— Data for the task —

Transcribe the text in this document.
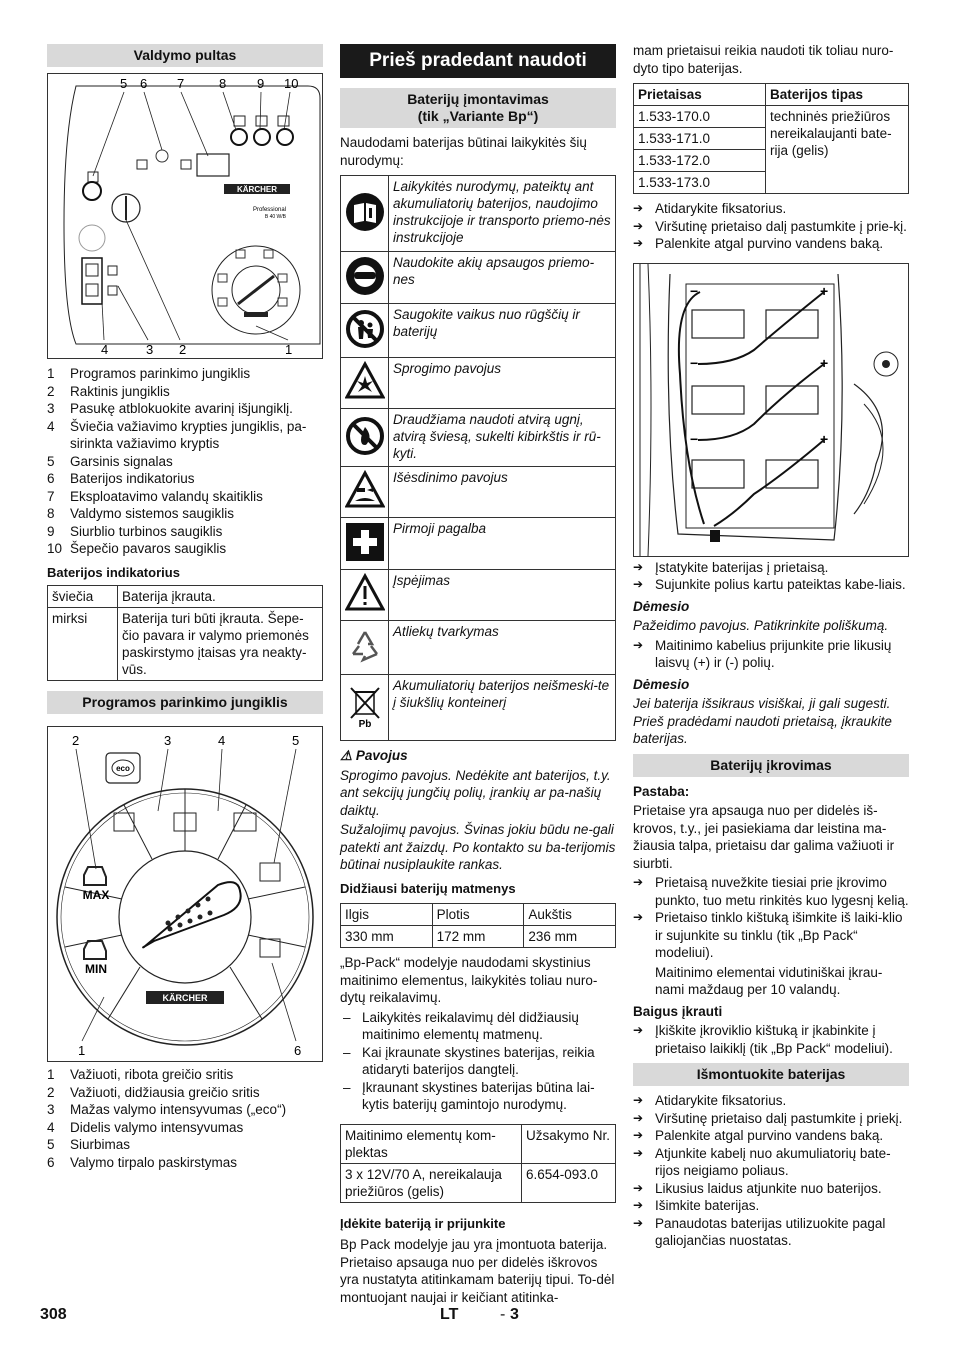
Valdymo pultas
5 6 7	8 9 10
KÄRCHER
Professional
B 40 W/B
4	3 2	1
1	Programos parinkimo jungiklis
2	Raktinis jungiklis
3	Pasukę atblokuokite avarinį išjungiklį.
4	Šviečia važiavimo krypties jungiklis, pa-sirinkta važiavimo kryptis
5	Garsinis signalas
6	Baterijos indikatorius
7	Eksploatavimo valandų skaitiklis
8	Valdymo sistemos saugiklis
9	Siurblio turbinos saugiklis
10 Šepečio pavaros saugiklis
Baterijos indikatorius
šviečia	Baterija įkrauta.
mirksi	Baterija turi būti įkrauta. Šepe-čio pavara ir valymo priemonės paskirstymo įtaisas yra neakty-vūs.
Programos parinkimo jungiklis
2	3	4	5
eco
MAX
MIN
KÄRCHER
1	6
1	Važiuoti, ribota greičio sritis
2	Važiuoti, didžiausia greičio sritis
3	Mažas valymo intensyvumas („eco“)
4	Didelis valymo intensyvumas
5	Siurbimas
6	Valymo tirpalo paskirstymas
Prieš pradedant naudoti
Baterijų įmontavimas
(tik „Variante Bp“)

Naudodami baterijas būtinai laikykitės šių nurodymų:

	Laikykitės nurodymų, pateiktų ant akumuliatorių baterijos, naudojimo instrukcijoje ir transporto priemo-nės instrukcijoje
	Naudokite akių apsaugos priemo-nes
	Saugokite vaikus nuo rūgščių ir baterijų
	Sprogimo pavojus
	Draudžiama naudoti atvirą ugnį, atvirą šviesą, sukelti kibirkštis ir rū-kyti.
	Išėsdinimo pavojus
	Pirmoji pagalba
	Įspėjimas
	Atliekų tvarkymas

Pb	Akumuliatorių baterijos neišmeski-te į šiukšlių konteinerį

⚠ Pavojus

Sprogimo pavojus. Nedėkite ant baterijos, t.y. ant sekcijų jungčių polių, įrankių ar pa-našių daiktų.

Sužalojimų pavojus. Švinas jokiu būdu ne-gali patekti ant žaizdų. Po kontakto su ba-terijomis būtinai nusiplaukite rankas.

Didžiausi baterijų matmenys
Ilgis	Plotis	Aukštis
330 mm	172 mm	236 mm

„Bp-Pack“ modelyje naudodami skystinius maitinimo elementus, laikykitės toliau nuro-dytų reikalavimų.

– Laikykitės reikalavimų dėl didžiausių maitinimo elementų matmenų.
– Kai įkraunate skystines baterijas, reikia atidaryti baterijos dangtelį.
– Įkraunant skystines baterijas būtina lai-kytis baterijų gamintojo nurodymų.
Maitinimo elementų kom-plektas	Užsakymo Nr.
3 x 12V/70 A, nereikalauja priežiūros (gelis)	6.654-093.0
Įdėkite bateriją ir prijunkite

Bp Pack modelyje jau yra įmontuota baterija. Prietaiso apsauga nuo per didelės iškrovos yra nustatyta atitinkamam baterijų tipui. To-dėl montuojant naujai ir keičiant atitinka-

mam prietaisui reikia naudoti tik toliau nuro-dyto tipo baterijas.

Prietaisas	Baterijos tipas
1.533-170.0	techninės priežiūros nereikalaujanti bate-rija (gelis)
1.533-171.0	
1.533-172.0	
1.533-173.0	
➔ Atidarykite fiksatorius.
➔ Viršutinę prietaiso dalį pastumkite į prie-kį.
➔ Palenkite atgal purvino vandens baką.
−	+
−	+
−	+
➔ Įstatykite baterijas į prietaisą.
➔ Sujunkite polius kartu pateiktas kabe-liais.

Dėmesio

Pažeidimo pavojus. Patikrinkite poliškumą.

➔ Maitinimo kabelius prijunkite prie likusių laisvų (+) ir (-) polių.

Dėmesio

Jei baterija išsikraus visiškai, ji gali sugesti. Prieš pradėdami naudoti prietaisą, įkraukite baterijas.

Baterijų įkrovimas

Pastaba:

Prietaise yra apsauga nuo per didelės iš-krovos, t.y., jei pasiekiama dar leistina ma-žiausia talpa, prietaisu dar galima važiuoti ir siurbti.

➔ Prietaisą nuvežkite tiesiai prie įkrovimo punkto, tuo metu rinkitės kuo lygesnį kelią.
➔ Prietaiso tinklo kištuką išimkite iš laiki-klio ir sujunkite su tinklu (tik „Bp Pack“ modeliui).

Maitinimo elementai vidutiniškai įkrau-nami maždaug per 10 valandų.

Baigus įkrauti

➔ Įkiškite įkroviklio kištuką ir įkabinkite į prietaiso laikiklį (tik „Bp Pack“ modeliui).
Išmontuokite baterijas
➔ Atidarykite fiksatorius.
➔ Viršutinę prietaiso dalį pastumkite į priekį.
➔ Palenkite atgal purvino vandens baką.
➔ Atjunkite kabelį nuo akumuliatorių bate-rijos neigiamo poliaus.
➔ Likusius laidus atjunkite nuo baterijos.
➔ Išimkite baterijas.
➔ Panaudotas baterijas utilizuokite pagal galiojančias nuostatas.
308	LT	- 3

— Exercise details —
Repeat the preceding records precisely, and leave every picture out of the copy.

— Output for this task —
Transcribe the text in this document.
Valdymo pultas
5 6 7	8 9 10
KÄRCHER
Professional
B 40 W/B
4	3 2	1
1	Programos parinkimo jungiklis
2	Raktinis jungiklis
3	Pasukę atblokuokite avarinį išjungiklį.
4	Šviečia važiavimo krypties jungiklis, pa-sirinkta važiavimo kryptis
5	Garsinis signalas
6	Baterijos indikatorius
7	Eksploatavimo valandų skaitiklis
8	Valdymo sistemos saugiklis
9	Siurblio turbinos saugiklis
10 Šepečio pavaros saugiklis
Baterijos indikatorius
šviečia	Baterija įkrauta.
mirksi	Baterija turi būti įkrauta. Šepe-čio pavara ir valymo priemonės paskirstymo įtaisas yra neakty-vūs.
Programos parinkimo jungiklis
2	3	4	5
eco
MAX
MIN
KÄRCHER
1	6
1	Važiuoti, ribota greičio sritis
2	Važiuoti, didžiausia greičio sritis
3	Mažas valymo intensyvumas („eco“)
4	Didelis valymo intensyvumas
5	Siurbimas
6	Valymo tirpalo paskirstymas
Prieš pradedant naudoti
Baterijų įmontavimas
(tik „Variante Bp“)

Naudodami baterijas būtinai laikykitės šių nurodymų:

	Laikykitės nurodymų, pateiktų ant akumuliatorių baterijos, naudojimo instrukcijoje ir transporto priemo-nės instrukcijoje
	Naudokite akių apsaugos priemo-nes
	Saugokite vaikus nuo rūgščių ir baterijų
	Sprogimo pavojus
	Draudžiama naudoti atvirą ugnį, atvirą šviesą, sukelti kibirkštis ir rū-kyti.
	Išėsdinimo pavojus
	Pirmoji pagalba
	Įspėjimas
	Atliekų tvarkymas

Pb	Akumuliatorių baterijos neišmeski-te į šiukšlių konteinerį

⚠ Pavojus

Sprogimo pavojus. Nedėkite ant baterijos, t.y. ant sekcijų jungčių polių, įrankių ar pa-našių daiktų.

Sužalojimų pavojus. Švinas jokiu būdu ne-gali patekti ant žaizdų. Po kontakto su ba-terijomis būtinai nusiplaukite rankas.

Didžiausi baterijų matmenys
Ilgis	Plotis	Aukštis
330 mm	172 mm	236 mm

„Bp-Pack“ modelyje naudodami skystinius maitinimo elementus, laikykitės toliau nuro-dytų reikalavimų.

– Laikykitės reikalavimų dėl didžiausių maitinimo elementų matmenų.
– Kai įkraunate skystines baterijas, reikia atidaryti baterijos dangtelį.
– Įkraunant skystines baterijas būtina lai-kytis baterijų gamintojo nurodymų.
Maitinimo elementų kom-plektas	Užsakymo Nr.
3 x 12V/70 A, nereikalauja priežiūros (gelis)	6.654-093.0
Įdėkite bateriją ir prijunkite

Bp Pack modelyje jau yra įmontuota baterija. Prietaiso apsauga nuo per didelės iškrovos yra nustatyta atitinkamam baterijų tipui. To-dėl montuojant naujai ir keičiant atitinka-

mam prietaisui reikia naudoti tik toliau nuro-dyto tipo baterijas.

Prietaisas	Baterijos tipas
1.533-170.0	techninės priežiūros nereikalaujanti bate-rija (gelis)
1.533-171.0	
1.533-172.0	
1.533-173.0	
➔ Atidarykite fiksatorius.
➔ Viršutinę prietaiso dalį pastumkite į prie-kį.
➔ Palenkite atgal purvino vandens baką.
−	+
−	+
−	+
➔ Įstatykite baterijas į prietaisą.
➔ Sujunkite polius kartu pateiktas kabe-liais.

Dėmesio

Pažeidimo pavojus. Patikrinkite poliškumą.

➔ Maitinimo kabelius prijunkite prie likusių laisvų (+) ir (-) polių.

Dėmesio

Jei baterija išsikraus visiškai, ji gali sugesti. Prieš pradėdami naudoti prietaisą, įkraukite baterijas.

Baterijų įkrovimas

Pastaba:

Prietaise yra apsauga nuo per didelės iš-krovos, t.y., jei pasiekiama dar leistina ma-žiausia talpa, prietaisu dar galima važiuoti ir siurbti.

➔ Prietaisą nuvežkite tiesiai prie įkrovimo punkto, tuo metu rinkitės kuo lygesnį kelią.
➔ Prietaiso tinklo kištuką išimkite iš laiki-klio ir sujunkite su tinklu (tik „Bp Pack“ modeliui).

Maitinimo elementai vidutiniškai įkrau-nami maždaug per 10 valandų.

Baigus įkrauti

➔ Įkiškite įkroviklio kištuką ir įkabinkite į prietaiso laikiklį (tik „Bp Pack“ modeliui).
Išmontuokite baterijas
➔ Atidarykite fiksatorius.
➔ Viršutinę prietaiso dalį pastumkite į priekį.
➔ Palenkite atgal purvino vandens baką.
➔ Atjunkite kabelį nuo akumuliatorių bate-rijos neigiamo poliaus.
➔ Likusius laidus atjunkite nuo baterijos.
➔ Išimkite baterijas.
➔ Panaudotas baterijas utilizuokite pagal galiojančias nuostatas.
308	LT	- 3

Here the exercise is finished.